GIVEN REQUEST: Each line that includes the string "color" counts once; give the total and nothing else.

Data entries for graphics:
┄┄┄┄┄┄
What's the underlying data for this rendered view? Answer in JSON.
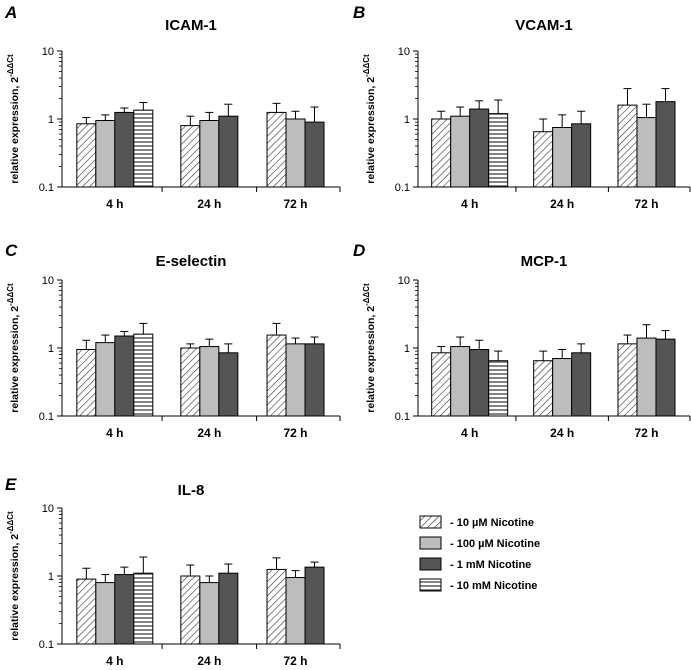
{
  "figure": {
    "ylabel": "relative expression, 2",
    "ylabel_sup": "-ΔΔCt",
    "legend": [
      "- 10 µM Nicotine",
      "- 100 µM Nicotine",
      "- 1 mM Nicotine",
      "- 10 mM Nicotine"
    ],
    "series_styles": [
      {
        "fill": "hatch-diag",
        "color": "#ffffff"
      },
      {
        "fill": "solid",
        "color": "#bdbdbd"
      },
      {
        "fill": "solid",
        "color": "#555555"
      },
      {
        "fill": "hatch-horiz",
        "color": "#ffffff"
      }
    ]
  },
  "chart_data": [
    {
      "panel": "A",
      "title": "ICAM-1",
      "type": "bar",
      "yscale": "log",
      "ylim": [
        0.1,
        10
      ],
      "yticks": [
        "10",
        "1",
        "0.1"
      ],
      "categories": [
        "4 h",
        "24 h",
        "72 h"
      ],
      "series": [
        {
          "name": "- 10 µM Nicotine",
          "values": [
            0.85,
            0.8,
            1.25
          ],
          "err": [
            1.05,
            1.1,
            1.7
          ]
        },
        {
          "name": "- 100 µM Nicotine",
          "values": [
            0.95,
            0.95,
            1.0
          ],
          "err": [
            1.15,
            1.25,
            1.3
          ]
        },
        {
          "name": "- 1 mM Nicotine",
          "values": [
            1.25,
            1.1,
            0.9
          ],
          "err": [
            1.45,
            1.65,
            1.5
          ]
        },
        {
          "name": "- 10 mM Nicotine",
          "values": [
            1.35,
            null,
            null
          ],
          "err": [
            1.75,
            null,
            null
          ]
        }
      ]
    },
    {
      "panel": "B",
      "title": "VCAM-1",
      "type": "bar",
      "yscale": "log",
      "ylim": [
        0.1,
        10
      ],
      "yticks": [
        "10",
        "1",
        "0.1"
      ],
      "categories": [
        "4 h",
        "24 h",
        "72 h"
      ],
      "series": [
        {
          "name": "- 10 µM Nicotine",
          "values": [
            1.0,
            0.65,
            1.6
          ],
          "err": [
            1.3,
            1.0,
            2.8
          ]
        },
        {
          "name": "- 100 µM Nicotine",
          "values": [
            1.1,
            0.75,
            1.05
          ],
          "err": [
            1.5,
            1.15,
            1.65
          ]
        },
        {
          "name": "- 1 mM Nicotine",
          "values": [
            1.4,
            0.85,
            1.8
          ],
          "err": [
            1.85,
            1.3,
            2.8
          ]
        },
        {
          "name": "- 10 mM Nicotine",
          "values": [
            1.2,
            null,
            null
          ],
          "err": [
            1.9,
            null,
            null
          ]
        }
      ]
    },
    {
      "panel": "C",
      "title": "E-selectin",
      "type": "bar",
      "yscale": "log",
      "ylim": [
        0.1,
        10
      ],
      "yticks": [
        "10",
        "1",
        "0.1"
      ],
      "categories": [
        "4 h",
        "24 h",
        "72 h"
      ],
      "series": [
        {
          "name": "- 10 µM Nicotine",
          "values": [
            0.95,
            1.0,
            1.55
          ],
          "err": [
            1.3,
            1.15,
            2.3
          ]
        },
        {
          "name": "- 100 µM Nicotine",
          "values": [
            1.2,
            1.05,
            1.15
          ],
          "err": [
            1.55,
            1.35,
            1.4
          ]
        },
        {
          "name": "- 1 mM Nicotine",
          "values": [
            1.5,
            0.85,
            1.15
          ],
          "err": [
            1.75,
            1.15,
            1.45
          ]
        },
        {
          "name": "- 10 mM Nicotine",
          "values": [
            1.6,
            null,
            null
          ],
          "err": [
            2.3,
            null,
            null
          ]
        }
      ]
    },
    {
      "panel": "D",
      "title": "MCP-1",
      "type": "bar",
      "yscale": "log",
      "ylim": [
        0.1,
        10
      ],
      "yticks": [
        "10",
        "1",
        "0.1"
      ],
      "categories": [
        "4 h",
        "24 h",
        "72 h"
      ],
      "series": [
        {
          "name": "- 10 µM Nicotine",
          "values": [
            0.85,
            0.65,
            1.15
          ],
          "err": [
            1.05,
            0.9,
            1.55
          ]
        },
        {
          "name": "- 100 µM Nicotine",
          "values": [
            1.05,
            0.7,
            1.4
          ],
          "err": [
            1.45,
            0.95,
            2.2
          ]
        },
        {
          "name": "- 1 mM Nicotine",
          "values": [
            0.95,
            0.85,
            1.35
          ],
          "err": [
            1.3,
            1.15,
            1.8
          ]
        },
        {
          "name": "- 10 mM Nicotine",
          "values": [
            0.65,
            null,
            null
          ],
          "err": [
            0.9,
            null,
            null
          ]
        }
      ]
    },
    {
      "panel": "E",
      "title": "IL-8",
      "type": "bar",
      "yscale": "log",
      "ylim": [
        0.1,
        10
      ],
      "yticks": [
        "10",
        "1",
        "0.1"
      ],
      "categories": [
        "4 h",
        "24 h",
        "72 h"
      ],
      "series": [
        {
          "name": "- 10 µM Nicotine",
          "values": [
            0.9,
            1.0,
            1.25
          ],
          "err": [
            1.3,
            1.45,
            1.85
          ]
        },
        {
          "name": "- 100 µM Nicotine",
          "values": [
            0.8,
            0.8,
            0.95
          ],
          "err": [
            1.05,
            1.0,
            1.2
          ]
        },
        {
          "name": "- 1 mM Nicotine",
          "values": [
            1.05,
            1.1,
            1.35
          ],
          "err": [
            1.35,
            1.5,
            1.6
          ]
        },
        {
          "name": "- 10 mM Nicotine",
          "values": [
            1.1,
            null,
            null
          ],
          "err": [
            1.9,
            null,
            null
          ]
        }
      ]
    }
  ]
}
┄┄┄┄┄┄
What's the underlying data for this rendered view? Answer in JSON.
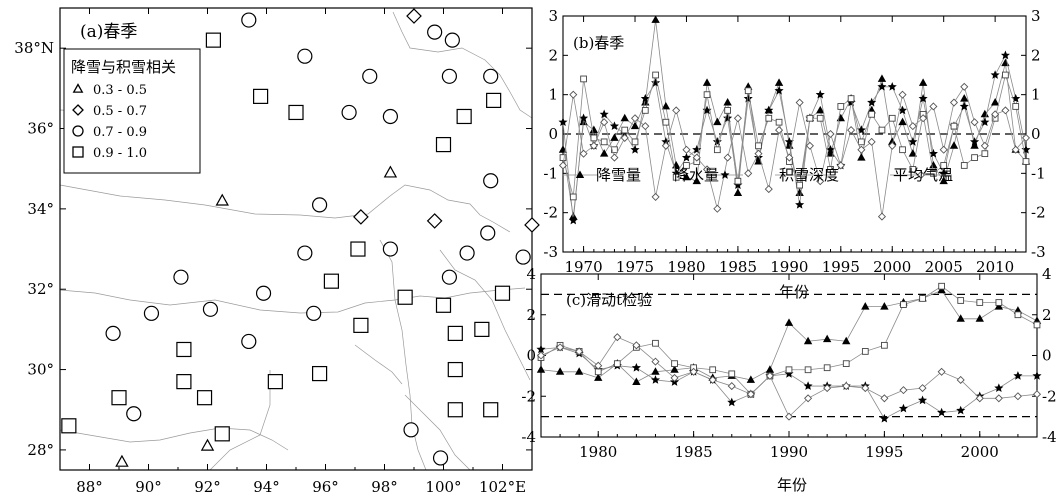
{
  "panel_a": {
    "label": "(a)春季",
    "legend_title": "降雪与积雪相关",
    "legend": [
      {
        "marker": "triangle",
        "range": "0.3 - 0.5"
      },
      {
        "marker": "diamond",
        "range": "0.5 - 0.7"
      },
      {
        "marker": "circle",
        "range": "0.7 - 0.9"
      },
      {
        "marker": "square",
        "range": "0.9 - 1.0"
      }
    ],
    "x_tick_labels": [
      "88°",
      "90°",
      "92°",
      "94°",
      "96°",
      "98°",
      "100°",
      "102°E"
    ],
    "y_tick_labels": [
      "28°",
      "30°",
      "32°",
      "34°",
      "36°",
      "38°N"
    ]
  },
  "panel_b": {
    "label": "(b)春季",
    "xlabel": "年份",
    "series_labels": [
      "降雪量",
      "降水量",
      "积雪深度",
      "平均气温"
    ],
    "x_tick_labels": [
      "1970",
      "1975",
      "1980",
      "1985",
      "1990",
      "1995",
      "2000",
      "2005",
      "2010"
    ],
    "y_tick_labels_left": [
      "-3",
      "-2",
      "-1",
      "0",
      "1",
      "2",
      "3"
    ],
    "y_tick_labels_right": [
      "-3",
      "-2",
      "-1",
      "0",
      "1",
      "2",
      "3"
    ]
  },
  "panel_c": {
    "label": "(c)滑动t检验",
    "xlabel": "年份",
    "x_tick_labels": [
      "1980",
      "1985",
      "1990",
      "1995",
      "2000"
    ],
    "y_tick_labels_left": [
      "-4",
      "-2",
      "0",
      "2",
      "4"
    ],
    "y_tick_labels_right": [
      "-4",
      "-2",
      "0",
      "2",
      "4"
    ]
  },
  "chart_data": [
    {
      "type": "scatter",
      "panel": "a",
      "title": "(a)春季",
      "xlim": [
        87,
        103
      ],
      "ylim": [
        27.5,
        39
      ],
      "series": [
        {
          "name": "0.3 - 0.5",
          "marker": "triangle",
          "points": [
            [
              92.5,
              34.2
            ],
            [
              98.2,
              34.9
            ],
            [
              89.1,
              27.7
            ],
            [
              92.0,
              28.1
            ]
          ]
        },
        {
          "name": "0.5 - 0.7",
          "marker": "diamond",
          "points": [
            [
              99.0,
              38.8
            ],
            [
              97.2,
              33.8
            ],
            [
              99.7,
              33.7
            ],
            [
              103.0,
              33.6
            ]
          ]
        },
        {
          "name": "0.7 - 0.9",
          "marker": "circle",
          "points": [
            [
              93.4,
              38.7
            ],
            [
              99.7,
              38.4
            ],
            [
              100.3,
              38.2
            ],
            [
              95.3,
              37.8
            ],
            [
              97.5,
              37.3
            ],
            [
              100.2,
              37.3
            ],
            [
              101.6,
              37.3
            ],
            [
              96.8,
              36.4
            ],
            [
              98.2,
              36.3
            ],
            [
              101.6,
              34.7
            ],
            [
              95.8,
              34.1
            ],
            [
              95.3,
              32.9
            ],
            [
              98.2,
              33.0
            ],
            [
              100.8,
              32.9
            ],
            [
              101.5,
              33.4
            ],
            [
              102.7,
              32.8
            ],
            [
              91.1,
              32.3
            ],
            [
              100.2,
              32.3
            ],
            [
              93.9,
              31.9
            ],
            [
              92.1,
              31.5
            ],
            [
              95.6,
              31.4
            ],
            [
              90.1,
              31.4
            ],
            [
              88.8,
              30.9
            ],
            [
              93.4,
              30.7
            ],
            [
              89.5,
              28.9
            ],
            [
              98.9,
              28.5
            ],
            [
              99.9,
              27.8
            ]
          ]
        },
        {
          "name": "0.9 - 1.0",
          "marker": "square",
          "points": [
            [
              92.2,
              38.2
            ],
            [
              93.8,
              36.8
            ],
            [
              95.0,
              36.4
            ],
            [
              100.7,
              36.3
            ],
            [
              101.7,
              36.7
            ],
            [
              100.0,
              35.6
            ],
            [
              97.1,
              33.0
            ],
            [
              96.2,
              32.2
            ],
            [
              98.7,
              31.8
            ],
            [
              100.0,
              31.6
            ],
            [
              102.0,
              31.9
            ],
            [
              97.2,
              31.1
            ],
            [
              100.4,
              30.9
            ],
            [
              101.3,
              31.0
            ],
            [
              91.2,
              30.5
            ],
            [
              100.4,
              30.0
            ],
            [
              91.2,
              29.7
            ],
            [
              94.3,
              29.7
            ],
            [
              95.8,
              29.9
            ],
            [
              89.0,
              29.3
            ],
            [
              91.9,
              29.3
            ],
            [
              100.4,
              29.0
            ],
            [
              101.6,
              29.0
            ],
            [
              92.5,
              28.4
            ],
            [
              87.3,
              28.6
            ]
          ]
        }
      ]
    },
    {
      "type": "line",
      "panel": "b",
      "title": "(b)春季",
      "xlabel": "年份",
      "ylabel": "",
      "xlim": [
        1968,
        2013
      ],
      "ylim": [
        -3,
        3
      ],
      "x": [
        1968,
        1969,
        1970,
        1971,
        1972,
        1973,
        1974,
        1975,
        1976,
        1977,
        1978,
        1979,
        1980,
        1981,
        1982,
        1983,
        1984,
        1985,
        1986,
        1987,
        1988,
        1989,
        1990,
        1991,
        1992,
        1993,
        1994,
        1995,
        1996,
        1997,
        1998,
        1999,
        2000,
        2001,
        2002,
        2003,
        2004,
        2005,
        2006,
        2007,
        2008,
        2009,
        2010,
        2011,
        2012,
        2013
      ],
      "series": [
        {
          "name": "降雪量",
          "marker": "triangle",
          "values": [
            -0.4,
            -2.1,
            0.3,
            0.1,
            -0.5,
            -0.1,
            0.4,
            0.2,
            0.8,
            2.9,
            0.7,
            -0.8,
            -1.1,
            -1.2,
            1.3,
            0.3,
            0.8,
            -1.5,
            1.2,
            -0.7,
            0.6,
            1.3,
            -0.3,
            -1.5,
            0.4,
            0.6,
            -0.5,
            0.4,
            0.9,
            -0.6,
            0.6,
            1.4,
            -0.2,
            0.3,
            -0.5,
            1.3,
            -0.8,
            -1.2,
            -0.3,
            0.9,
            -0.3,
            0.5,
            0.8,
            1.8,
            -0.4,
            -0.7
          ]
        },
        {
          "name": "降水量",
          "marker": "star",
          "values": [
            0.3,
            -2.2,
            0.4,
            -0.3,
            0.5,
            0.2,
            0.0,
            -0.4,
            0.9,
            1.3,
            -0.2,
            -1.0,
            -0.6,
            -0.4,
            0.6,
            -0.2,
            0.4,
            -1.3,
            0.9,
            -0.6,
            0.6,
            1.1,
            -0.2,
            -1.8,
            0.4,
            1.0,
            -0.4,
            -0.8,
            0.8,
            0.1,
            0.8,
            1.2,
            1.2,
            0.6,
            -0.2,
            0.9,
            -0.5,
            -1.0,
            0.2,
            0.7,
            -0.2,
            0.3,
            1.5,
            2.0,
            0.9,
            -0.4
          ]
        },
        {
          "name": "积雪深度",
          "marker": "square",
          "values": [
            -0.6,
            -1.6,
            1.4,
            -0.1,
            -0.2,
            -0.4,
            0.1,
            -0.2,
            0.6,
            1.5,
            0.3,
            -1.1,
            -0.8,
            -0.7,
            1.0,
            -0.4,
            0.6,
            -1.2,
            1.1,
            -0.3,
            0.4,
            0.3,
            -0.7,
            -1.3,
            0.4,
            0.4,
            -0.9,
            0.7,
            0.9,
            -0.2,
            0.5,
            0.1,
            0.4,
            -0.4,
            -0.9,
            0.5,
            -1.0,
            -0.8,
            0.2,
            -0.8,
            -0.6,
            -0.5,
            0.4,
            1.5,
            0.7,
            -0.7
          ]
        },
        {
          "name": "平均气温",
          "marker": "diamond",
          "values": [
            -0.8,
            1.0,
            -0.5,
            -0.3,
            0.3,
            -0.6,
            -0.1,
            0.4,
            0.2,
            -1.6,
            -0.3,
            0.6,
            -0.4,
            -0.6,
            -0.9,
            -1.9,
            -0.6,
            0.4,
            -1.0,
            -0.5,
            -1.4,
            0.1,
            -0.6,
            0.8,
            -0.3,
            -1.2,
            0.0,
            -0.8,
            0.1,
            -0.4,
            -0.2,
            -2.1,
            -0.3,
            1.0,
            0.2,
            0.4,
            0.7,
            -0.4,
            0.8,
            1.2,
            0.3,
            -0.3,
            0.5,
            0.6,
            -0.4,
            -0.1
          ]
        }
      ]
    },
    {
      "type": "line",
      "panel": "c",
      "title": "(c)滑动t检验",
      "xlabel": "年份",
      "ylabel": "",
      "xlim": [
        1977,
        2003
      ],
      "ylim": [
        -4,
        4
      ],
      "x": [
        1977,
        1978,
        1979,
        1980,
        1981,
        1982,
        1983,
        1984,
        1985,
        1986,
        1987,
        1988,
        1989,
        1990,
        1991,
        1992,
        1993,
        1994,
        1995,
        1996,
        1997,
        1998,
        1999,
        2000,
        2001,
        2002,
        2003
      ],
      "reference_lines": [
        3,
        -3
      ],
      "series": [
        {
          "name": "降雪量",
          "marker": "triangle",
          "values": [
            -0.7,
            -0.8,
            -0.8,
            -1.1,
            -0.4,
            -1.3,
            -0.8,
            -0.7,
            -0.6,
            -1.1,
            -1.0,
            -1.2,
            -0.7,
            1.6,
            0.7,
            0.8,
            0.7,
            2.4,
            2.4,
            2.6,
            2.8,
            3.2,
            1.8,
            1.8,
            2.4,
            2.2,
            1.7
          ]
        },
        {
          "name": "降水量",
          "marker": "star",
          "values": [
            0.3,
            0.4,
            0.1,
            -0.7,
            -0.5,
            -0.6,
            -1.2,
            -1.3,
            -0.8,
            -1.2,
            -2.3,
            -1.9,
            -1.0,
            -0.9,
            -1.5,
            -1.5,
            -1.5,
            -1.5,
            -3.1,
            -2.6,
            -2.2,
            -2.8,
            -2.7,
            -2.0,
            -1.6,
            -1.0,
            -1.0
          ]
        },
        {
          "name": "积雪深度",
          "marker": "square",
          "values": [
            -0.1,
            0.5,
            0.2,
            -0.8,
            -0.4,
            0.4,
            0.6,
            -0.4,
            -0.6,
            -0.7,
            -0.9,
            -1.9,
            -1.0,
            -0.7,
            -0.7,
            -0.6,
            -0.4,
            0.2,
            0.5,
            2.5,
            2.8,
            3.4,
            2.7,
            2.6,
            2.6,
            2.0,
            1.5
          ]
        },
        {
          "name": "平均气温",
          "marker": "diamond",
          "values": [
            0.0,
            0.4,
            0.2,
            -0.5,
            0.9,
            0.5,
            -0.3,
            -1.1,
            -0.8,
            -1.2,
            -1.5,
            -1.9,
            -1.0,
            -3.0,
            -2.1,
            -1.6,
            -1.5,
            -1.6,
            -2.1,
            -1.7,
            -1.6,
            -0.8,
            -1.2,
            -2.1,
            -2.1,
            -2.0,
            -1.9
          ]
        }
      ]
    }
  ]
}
┄┄┄┄┄┄
SOLUTION TO THIS TASK: 4